#### What is asked
Report the total number of lines that include the string "branch", without any other text.

#### Data provided
----

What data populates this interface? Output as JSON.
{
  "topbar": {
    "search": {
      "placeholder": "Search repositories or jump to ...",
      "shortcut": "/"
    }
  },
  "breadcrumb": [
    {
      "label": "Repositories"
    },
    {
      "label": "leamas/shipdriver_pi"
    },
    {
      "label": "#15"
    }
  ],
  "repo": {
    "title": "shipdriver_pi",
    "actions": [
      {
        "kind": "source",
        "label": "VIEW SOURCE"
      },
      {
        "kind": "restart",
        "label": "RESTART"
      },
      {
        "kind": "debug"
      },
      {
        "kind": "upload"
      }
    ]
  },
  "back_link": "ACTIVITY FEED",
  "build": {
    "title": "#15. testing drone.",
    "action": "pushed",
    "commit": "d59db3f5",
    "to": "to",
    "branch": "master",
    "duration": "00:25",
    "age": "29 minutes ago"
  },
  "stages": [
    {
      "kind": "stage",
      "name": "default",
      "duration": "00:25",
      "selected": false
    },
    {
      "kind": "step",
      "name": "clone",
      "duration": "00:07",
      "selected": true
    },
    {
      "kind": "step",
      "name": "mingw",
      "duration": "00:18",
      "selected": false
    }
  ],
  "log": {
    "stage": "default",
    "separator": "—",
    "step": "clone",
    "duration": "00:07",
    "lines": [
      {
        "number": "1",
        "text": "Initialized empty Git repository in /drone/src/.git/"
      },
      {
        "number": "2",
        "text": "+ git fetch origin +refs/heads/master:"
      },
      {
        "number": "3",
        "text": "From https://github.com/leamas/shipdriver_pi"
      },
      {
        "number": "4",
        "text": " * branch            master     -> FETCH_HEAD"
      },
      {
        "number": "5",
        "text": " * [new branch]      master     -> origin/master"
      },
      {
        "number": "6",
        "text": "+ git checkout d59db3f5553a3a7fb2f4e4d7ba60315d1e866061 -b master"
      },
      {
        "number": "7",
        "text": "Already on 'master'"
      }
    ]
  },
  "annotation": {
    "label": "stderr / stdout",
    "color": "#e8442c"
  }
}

----

#### Finished answer
3